### [Aim]
Look below for the line containing "Read all visible content and emit it as JSON.", then write out that line and every line after it to the end, exactly, minus the pictures.

### [Source material]

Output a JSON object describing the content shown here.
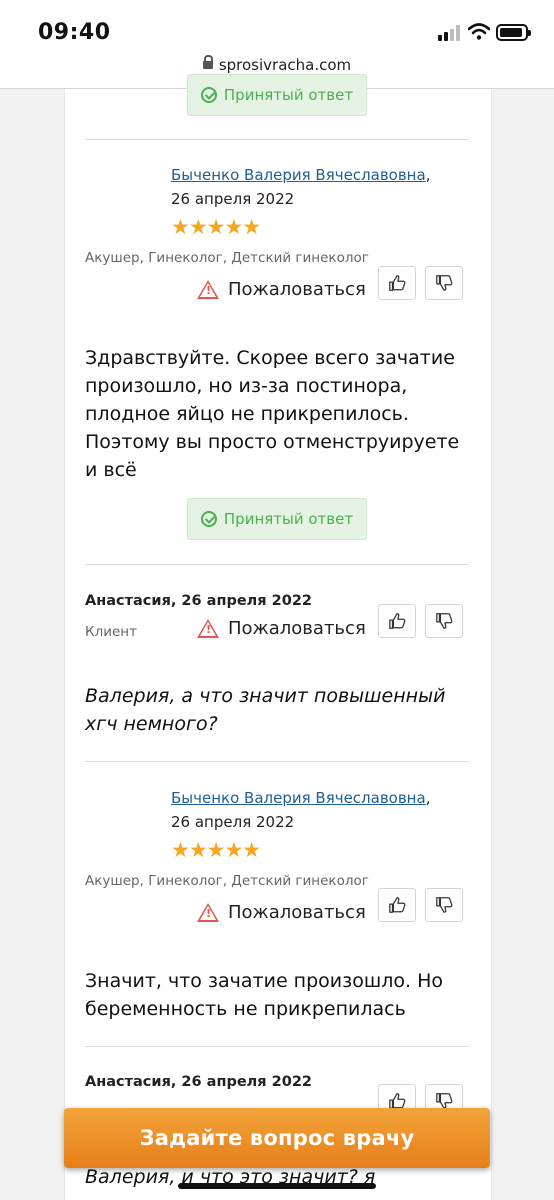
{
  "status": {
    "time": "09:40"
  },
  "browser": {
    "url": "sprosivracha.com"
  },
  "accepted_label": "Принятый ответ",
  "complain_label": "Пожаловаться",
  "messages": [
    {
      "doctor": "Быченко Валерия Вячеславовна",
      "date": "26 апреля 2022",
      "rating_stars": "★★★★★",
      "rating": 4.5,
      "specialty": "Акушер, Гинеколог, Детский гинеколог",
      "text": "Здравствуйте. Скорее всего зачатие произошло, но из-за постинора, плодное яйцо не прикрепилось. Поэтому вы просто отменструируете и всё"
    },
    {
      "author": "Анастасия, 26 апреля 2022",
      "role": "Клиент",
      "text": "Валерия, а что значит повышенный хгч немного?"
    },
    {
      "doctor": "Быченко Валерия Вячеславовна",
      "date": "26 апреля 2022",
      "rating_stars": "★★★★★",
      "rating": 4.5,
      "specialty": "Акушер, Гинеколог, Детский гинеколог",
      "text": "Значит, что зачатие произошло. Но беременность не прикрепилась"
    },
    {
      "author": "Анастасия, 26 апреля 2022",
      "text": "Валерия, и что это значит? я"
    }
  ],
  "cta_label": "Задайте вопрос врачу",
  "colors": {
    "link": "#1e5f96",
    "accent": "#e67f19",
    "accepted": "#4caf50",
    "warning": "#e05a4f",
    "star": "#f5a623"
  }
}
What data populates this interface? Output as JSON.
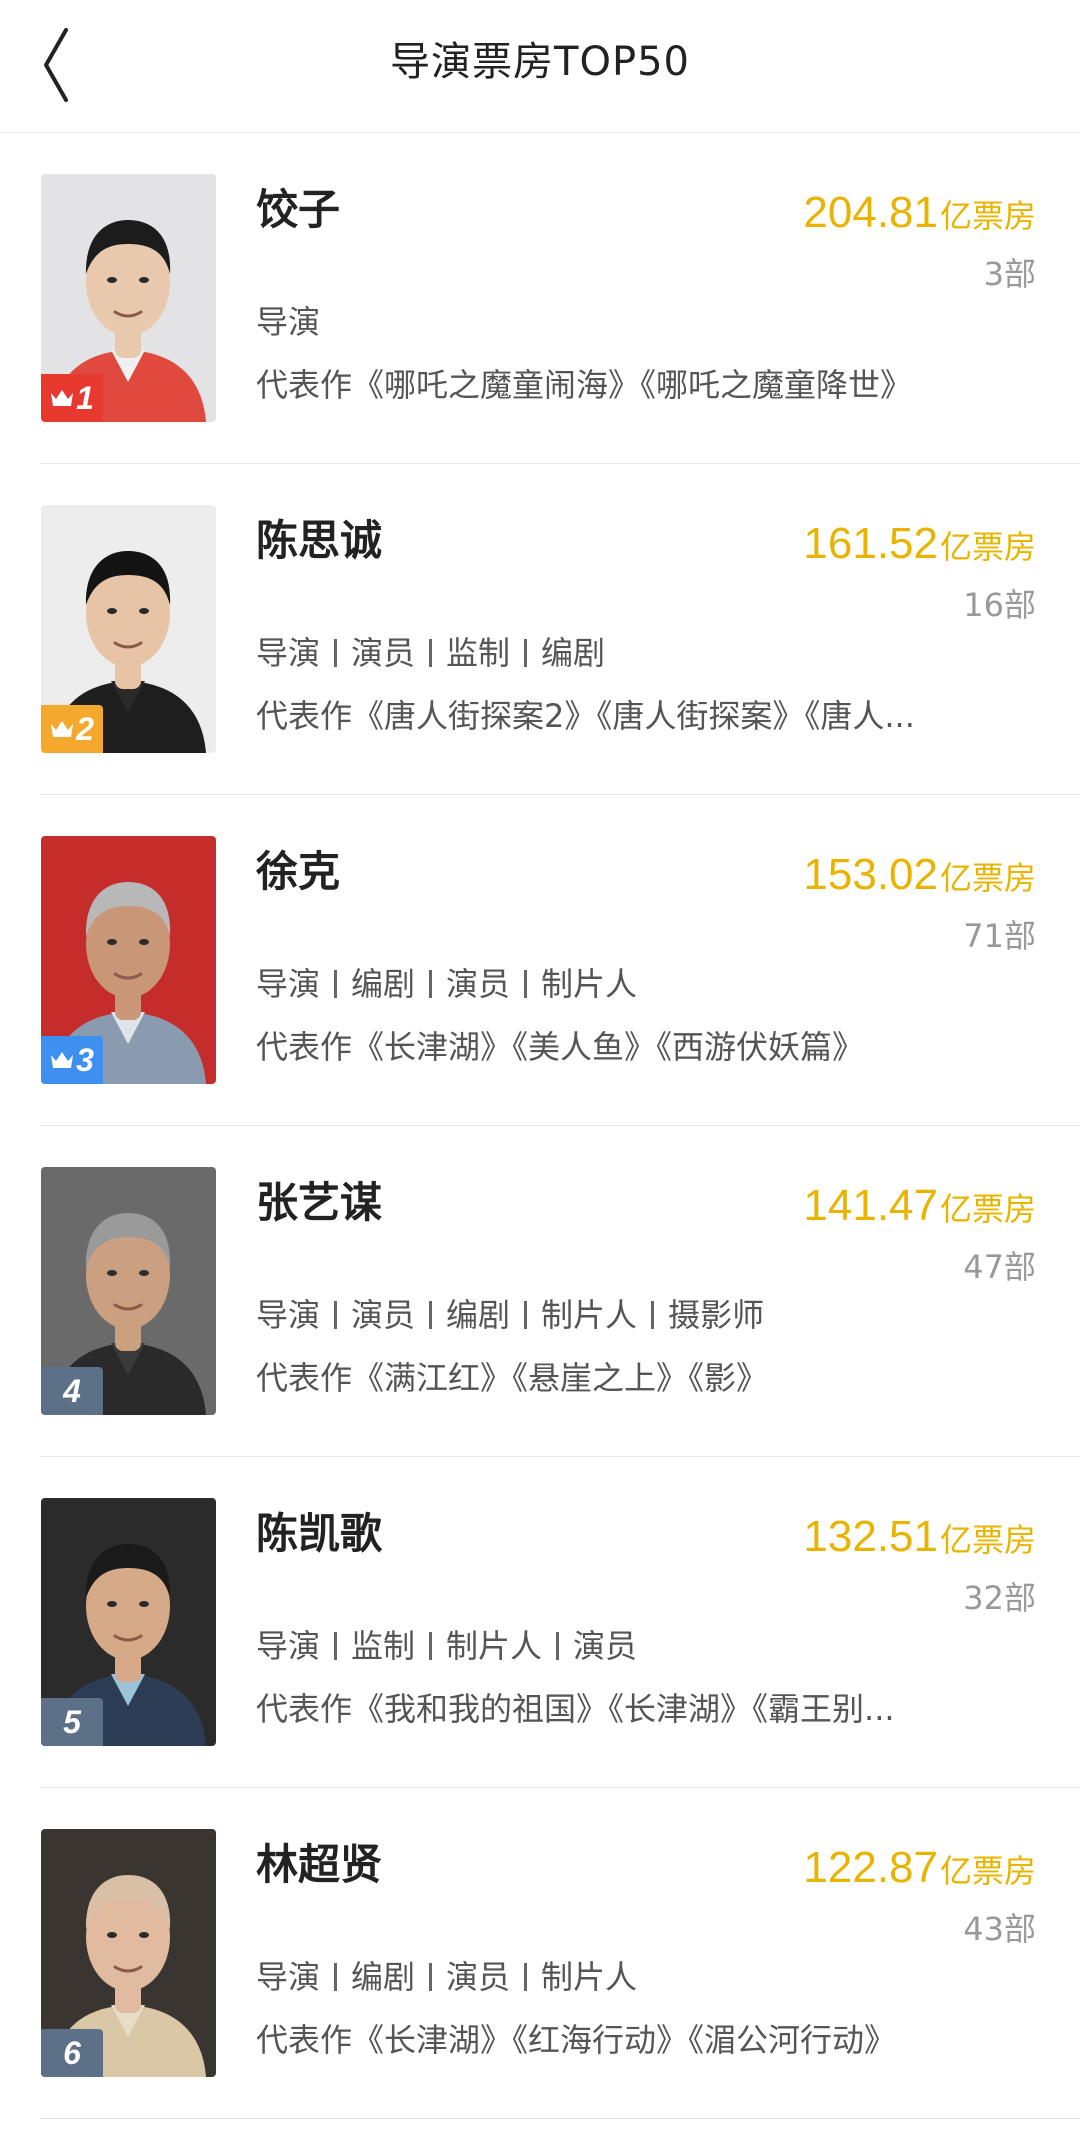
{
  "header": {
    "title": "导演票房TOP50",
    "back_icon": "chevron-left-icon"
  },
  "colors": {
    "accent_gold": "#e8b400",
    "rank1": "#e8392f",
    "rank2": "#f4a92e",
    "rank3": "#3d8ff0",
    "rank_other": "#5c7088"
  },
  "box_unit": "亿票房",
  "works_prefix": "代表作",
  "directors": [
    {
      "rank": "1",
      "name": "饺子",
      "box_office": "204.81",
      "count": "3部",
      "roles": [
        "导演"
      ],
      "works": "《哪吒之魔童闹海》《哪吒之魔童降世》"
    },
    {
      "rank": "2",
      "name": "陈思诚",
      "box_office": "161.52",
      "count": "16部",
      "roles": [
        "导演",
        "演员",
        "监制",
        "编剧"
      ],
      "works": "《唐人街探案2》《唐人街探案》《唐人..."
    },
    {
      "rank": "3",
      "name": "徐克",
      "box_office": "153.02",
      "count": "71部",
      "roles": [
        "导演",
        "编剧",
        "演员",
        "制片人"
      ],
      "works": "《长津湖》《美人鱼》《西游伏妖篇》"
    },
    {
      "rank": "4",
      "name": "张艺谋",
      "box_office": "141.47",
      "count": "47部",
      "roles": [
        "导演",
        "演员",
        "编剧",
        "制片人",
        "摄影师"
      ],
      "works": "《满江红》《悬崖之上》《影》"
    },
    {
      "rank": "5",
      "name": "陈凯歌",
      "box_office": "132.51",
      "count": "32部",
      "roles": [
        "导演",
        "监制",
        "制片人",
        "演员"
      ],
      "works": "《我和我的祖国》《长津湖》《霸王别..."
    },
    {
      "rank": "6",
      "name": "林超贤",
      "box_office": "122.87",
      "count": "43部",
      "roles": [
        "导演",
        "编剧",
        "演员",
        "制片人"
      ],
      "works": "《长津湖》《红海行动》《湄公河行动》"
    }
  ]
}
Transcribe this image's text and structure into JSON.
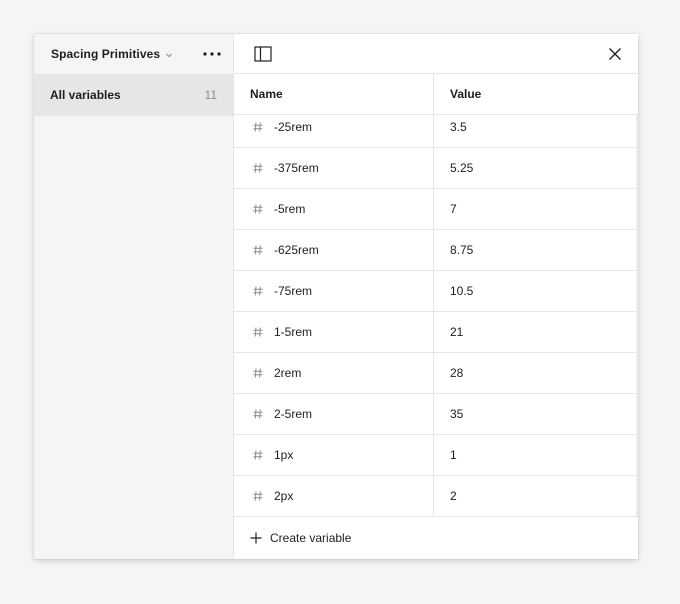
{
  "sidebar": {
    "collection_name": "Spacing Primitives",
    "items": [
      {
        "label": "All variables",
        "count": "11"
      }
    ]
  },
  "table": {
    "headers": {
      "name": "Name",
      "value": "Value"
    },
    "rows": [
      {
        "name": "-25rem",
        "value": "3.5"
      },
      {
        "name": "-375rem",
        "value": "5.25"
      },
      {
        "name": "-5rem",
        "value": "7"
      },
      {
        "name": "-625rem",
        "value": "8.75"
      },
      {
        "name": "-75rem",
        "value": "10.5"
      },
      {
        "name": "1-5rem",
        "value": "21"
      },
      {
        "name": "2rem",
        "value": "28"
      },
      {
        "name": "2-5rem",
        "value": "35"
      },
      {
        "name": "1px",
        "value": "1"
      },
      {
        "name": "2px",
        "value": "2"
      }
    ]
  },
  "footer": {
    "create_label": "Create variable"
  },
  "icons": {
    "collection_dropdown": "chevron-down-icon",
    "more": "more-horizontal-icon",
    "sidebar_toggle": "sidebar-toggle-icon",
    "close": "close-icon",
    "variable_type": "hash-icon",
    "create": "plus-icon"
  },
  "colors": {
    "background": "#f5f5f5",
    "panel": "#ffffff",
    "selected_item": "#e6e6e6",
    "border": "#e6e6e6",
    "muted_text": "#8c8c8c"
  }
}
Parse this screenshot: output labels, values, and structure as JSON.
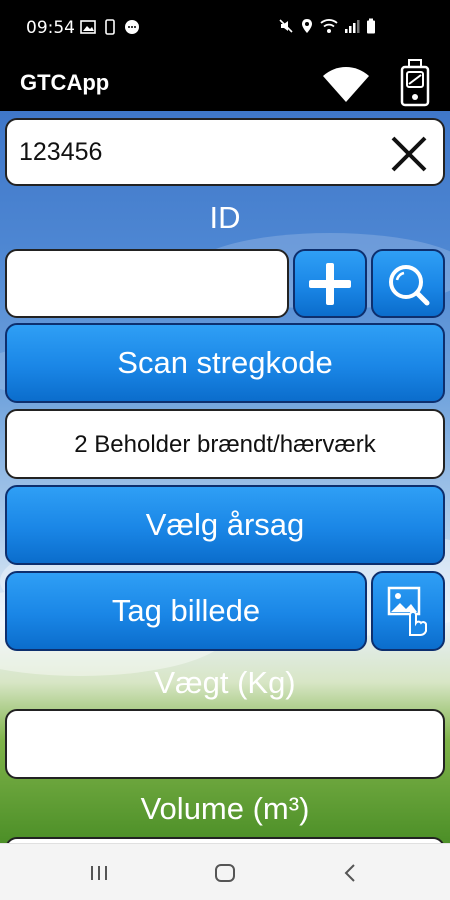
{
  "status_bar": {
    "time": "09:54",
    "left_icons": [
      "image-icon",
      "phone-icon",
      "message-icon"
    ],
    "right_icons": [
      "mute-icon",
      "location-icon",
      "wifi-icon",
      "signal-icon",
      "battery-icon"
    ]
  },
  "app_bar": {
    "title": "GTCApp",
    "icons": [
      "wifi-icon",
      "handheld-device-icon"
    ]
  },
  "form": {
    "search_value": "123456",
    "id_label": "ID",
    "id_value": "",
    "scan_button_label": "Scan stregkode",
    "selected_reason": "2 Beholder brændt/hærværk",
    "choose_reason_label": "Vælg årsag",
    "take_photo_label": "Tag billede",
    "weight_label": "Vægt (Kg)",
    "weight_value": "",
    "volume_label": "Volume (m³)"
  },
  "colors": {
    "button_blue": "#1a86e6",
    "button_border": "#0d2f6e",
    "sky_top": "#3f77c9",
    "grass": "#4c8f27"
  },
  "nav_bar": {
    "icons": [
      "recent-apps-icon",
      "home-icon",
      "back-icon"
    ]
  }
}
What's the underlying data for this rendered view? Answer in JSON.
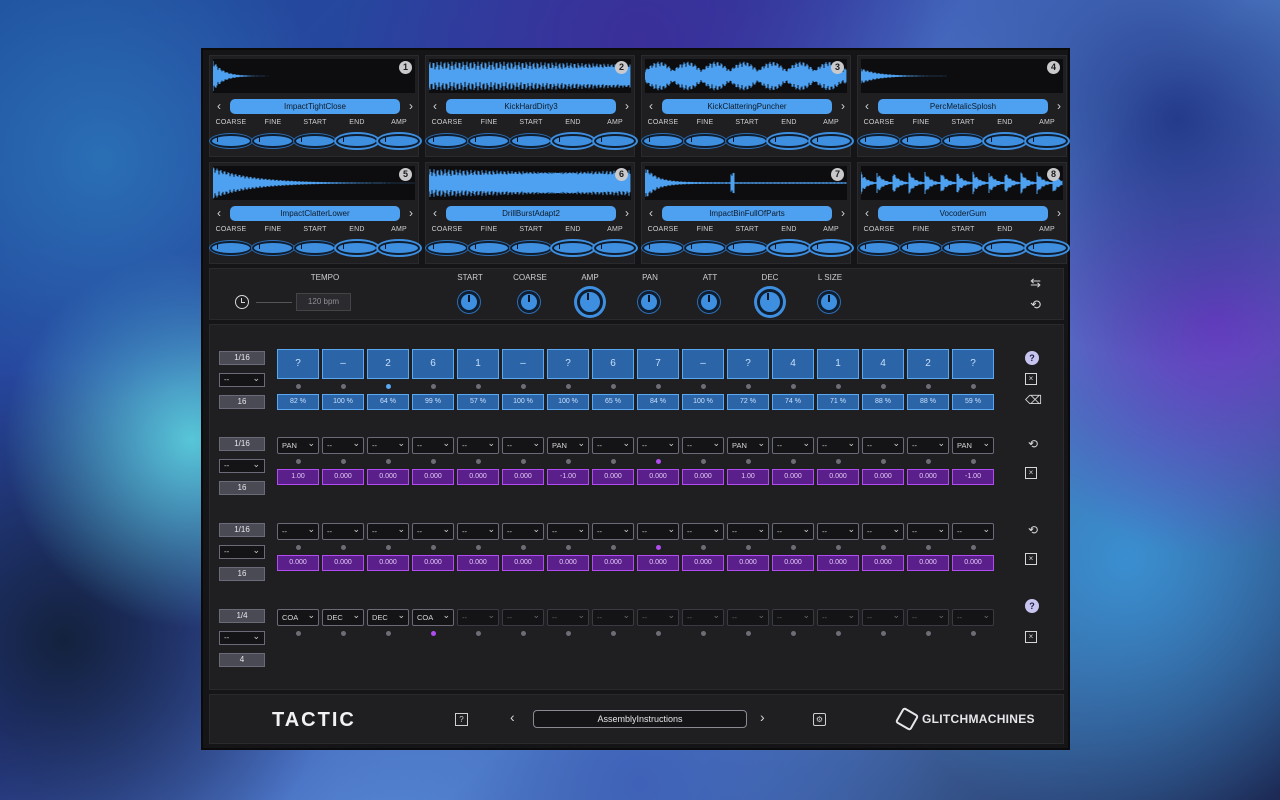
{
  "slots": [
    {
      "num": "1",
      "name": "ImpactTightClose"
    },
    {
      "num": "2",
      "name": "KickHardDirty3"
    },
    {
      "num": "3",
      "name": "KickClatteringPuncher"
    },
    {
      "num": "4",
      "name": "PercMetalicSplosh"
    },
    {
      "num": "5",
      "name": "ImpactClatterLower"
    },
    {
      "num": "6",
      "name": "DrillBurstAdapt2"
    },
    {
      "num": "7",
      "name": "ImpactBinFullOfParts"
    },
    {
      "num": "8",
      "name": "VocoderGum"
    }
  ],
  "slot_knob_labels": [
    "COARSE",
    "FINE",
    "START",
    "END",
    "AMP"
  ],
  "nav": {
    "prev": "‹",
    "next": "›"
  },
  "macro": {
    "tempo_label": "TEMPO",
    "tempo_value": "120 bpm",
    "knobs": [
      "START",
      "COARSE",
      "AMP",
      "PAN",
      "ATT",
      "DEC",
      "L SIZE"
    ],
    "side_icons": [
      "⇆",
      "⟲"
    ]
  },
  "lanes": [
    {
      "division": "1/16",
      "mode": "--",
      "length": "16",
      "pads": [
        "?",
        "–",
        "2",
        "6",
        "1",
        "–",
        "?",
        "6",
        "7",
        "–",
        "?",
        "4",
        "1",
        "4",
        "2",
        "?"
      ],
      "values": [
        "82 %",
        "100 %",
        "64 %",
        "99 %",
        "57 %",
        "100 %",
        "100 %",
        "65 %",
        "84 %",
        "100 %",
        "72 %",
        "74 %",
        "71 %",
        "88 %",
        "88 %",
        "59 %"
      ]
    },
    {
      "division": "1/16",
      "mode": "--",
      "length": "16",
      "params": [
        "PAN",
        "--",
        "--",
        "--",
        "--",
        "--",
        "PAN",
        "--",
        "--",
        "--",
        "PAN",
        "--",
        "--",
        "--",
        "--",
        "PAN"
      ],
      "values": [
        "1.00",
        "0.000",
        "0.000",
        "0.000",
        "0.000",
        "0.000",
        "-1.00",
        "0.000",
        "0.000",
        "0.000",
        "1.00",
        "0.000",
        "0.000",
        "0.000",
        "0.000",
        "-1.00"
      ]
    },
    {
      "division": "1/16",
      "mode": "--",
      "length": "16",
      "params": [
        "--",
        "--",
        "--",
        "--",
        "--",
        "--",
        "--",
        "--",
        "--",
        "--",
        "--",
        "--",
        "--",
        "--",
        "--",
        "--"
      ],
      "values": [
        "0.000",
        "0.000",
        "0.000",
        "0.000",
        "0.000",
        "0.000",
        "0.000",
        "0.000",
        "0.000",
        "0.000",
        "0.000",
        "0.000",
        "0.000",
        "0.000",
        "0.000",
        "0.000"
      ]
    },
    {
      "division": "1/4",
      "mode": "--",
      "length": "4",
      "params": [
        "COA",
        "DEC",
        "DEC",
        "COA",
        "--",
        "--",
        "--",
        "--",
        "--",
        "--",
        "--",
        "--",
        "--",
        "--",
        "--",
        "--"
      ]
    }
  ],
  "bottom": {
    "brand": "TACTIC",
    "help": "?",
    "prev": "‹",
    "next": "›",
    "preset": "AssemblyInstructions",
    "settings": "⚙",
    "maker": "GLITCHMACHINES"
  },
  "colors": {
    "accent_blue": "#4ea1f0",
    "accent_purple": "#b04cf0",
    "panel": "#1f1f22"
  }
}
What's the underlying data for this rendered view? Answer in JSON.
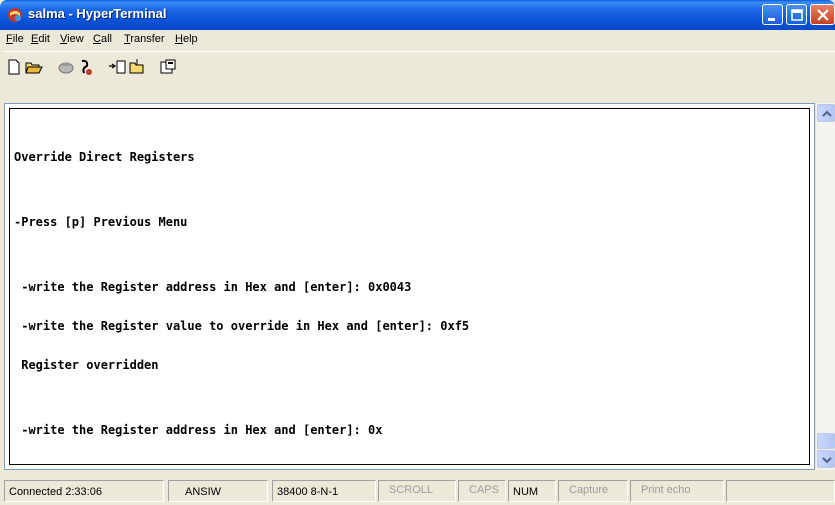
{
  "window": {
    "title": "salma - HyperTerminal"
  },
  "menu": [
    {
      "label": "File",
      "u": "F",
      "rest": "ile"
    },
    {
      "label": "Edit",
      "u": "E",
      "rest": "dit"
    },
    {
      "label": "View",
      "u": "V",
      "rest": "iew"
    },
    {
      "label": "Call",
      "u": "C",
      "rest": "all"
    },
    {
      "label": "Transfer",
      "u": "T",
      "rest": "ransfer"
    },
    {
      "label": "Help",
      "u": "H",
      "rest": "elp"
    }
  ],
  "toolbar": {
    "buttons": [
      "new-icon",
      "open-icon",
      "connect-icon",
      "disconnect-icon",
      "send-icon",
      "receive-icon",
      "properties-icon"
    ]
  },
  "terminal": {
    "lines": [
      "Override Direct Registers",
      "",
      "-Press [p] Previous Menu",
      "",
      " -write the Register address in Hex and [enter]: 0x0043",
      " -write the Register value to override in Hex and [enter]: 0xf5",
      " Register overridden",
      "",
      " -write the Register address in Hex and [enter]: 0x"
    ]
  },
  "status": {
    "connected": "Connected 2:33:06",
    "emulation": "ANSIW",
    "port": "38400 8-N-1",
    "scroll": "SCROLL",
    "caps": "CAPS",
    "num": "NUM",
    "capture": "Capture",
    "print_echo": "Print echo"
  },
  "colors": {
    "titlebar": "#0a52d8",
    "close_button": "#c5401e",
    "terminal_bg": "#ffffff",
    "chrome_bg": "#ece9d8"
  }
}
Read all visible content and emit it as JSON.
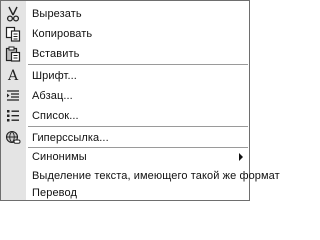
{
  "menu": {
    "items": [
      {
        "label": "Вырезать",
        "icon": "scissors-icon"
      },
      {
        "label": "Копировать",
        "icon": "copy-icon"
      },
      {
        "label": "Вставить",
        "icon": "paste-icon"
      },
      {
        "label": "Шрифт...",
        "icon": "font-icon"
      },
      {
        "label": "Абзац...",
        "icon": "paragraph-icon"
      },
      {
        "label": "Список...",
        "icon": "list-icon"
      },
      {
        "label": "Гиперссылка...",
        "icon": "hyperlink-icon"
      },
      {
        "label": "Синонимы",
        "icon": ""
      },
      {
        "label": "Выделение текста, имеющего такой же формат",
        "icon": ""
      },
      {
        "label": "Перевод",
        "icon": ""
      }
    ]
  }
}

### [Written solution]
Read all visible content and emit it as JSON.
{
  "menu": {
    "items": [
      {
        "label": "Вырезать",
        "icon": "scissors-icon"
      },
      {
        "label": "Копировать",
        "icon": "copy-icon"
      },
      {
        "label": "Вставить",
        "icon": "paste-icon"
      },
      {
        "label": "Шрифт...",
        "icon": "font-icon"
      },
      {
        "label": "Абзац...",
        "icon": "paragraph-icon"
      },
      {
        "label": "Список...",
        "icon": "list-icon"
      },
      {
        "label": "Гиперссылка...",
        "icon": "hyperlink-icon"
      },
      {
        "label": "Синонимы",
        "icon": ""
      },
      {
        "label": "Выделение текста, имеющего такой же формат",
        "icon": ""
      },
      {
        "label": "Перевод",
        "icon": ""
      }
    ]
  }
}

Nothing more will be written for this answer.